### [Task details]
Go through the lines below and copy each one that holds the string "động".

──────────────────────────────

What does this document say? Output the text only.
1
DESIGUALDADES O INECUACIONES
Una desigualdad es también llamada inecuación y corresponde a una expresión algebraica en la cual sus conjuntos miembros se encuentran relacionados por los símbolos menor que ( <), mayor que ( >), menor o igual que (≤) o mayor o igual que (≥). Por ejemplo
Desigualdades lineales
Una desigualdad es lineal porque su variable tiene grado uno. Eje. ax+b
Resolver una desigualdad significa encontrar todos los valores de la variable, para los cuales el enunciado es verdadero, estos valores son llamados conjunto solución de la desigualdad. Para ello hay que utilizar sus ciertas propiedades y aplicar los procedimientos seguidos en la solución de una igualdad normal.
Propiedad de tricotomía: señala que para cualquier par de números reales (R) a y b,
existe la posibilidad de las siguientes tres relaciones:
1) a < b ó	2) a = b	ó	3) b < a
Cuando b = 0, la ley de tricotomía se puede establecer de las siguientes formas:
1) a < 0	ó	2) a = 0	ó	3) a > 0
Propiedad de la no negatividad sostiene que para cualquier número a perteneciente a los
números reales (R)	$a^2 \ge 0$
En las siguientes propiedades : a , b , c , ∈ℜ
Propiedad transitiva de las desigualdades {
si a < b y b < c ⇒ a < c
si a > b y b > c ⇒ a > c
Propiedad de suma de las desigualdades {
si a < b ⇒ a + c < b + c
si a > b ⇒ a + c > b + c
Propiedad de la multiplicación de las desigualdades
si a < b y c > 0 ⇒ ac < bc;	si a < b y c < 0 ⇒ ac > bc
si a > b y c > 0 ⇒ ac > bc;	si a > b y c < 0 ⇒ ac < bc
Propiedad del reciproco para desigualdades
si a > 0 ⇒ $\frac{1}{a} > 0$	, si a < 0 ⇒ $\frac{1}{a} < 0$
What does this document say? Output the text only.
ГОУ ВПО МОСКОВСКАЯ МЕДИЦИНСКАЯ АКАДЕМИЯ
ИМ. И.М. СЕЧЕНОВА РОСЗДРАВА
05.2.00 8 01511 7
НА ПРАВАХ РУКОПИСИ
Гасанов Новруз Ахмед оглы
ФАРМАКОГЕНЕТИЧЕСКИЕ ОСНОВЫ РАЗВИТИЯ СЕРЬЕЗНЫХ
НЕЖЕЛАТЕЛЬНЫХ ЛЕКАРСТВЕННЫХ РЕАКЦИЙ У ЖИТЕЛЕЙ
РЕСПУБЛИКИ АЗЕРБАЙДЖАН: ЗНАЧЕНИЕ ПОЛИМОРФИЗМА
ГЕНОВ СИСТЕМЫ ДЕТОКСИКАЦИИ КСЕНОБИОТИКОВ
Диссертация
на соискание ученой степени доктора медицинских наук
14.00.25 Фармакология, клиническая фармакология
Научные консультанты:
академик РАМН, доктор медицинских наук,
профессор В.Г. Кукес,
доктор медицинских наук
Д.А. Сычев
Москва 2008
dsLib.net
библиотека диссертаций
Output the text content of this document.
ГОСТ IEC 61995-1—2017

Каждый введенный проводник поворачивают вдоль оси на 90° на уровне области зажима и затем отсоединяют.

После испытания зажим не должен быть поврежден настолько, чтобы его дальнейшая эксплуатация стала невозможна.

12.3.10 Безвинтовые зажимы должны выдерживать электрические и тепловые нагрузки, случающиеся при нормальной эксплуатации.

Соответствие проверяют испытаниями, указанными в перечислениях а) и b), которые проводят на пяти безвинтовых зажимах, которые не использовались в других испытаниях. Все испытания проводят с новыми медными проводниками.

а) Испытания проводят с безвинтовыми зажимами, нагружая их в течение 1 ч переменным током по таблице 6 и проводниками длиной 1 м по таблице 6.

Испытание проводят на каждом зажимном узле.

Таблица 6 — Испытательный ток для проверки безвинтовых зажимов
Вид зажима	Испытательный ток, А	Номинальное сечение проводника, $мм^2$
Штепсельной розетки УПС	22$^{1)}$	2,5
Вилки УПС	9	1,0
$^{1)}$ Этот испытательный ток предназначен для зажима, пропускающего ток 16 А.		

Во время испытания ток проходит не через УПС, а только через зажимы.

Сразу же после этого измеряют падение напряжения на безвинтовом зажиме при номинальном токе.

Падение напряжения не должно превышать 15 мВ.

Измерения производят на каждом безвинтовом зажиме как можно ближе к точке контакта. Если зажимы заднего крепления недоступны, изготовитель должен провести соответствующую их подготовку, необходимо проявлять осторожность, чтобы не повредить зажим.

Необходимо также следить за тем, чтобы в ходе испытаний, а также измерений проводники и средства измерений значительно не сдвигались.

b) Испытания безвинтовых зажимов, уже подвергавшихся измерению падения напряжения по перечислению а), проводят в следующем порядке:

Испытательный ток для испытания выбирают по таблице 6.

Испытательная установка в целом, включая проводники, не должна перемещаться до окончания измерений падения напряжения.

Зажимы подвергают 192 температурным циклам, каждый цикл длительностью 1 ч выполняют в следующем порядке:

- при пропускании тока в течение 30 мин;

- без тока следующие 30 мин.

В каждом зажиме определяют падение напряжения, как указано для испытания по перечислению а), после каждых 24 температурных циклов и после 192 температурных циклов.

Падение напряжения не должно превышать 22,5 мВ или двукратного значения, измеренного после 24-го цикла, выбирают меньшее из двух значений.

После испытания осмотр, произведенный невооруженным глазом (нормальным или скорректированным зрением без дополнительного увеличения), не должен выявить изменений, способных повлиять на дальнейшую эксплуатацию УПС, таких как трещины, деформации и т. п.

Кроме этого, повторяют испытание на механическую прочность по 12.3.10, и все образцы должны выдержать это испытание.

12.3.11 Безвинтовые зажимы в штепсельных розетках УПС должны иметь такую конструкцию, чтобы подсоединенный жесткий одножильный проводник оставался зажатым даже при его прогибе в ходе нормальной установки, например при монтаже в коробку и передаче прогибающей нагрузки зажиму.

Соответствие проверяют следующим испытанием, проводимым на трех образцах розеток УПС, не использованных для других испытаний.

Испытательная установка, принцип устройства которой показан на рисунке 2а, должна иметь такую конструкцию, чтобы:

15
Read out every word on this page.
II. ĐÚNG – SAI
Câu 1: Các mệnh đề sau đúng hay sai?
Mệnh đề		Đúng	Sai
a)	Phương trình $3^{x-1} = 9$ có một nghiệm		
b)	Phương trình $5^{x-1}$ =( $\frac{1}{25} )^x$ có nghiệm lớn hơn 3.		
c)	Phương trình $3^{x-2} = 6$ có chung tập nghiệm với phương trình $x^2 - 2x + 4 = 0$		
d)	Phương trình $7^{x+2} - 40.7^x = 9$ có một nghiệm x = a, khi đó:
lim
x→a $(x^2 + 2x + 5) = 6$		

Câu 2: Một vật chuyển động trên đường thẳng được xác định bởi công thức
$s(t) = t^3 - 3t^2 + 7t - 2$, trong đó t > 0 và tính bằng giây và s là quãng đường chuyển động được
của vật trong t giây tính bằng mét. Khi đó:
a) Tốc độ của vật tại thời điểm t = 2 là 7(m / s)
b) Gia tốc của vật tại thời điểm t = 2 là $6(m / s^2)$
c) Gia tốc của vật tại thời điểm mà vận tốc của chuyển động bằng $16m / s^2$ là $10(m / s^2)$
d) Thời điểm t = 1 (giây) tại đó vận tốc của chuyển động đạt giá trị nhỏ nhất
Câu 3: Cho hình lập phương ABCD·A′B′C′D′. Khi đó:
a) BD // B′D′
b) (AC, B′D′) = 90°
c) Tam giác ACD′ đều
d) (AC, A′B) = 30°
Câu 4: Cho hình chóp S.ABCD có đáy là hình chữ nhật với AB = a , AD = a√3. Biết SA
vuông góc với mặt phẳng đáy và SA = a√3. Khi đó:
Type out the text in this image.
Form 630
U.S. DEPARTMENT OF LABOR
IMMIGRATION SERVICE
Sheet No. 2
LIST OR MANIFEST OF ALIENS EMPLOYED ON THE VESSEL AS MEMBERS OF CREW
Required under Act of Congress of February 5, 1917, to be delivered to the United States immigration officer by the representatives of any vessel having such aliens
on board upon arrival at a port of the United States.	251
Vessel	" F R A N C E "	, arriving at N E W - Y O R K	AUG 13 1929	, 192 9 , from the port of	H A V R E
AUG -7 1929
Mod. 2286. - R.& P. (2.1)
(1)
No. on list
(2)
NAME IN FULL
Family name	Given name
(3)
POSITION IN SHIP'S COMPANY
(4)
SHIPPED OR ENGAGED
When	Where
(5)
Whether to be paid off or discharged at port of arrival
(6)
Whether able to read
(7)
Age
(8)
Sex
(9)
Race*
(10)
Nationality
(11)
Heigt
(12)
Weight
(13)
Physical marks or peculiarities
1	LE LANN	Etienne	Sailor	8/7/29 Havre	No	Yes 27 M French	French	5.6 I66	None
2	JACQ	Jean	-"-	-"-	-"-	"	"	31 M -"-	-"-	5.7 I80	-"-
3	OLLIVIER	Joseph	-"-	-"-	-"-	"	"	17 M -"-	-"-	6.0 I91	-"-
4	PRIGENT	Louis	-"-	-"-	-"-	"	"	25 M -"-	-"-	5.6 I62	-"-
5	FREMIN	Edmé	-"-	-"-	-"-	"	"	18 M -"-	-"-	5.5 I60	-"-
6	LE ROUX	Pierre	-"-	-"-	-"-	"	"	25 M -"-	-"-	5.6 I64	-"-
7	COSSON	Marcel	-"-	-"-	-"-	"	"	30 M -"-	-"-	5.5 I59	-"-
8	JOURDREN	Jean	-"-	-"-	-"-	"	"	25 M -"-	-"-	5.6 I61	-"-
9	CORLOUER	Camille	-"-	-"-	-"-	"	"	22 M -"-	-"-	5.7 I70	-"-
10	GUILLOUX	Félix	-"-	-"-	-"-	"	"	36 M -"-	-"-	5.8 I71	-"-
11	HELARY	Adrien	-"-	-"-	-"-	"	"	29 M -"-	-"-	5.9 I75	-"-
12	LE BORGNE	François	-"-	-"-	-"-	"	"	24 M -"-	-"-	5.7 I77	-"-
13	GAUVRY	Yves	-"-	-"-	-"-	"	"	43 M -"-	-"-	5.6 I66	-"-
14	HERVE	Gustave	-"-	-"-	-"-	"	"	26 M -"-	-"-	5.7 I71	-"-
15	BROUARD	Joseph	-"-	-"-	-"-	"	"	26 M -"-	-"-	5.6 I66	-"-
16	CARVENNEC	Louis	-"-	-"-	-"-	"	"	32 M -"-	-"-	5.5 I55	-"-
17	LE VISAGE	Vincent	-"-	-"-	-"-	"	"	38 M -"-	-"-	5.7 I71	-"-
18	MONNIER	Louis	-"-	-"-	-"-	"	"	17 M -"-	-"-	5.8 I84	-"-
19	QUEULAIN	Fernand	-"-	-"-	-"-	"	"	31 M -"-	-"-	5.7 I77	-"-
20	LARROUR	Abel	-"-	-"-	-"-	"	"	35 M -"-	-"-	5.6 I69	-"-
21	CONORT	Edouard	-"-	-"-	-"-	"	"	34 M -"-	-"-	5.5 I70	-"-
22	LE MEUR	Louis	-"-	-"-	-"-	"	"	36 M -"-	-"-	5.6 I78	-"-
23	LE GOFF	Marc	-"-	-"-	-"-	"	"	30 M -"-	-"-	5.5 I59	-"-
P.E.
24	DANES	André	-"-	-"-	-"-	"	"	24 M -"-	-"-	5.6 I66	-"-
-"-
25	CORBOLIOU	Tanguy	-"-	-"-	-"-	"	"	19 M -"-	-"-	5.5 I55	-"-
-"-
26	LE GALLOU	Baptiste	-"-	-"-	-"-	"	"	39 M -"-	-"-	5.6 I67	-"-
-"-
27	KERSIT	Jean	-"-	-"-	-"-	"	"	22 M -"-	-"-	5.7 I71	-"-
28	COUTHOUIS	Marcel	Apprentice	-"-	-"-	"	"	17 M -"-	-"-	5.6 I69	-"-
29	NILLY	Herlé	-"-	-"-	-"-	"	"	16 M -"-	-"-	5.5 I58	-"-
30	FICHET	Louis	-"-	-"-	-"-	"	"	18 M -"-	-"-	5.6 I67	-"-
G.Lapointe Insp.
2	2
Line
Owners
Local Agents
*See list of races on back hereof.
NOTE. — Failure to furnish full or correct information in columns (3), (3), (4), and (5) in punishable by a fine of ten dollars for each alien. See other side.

──────────────────────────────

### [Output of the task]
Câu 2: Một vật chuyển động trên đường thẳng được xác định bởi công thức
$s(t) = t^3 - 3t^2 + 7t - 2$, trong đó t > 0 và tính bằng giây và s là quãng đường chuyển động được
c) Gia tốc của vật tại thời điểm mà vận tốc của chuyển động bằng $16m / s^2$ là $10(m / s^2)$
d) Thời điểm t = 1 (giây) tại đó vận tốc của chuyển động đạt giá trị nhỏ nhất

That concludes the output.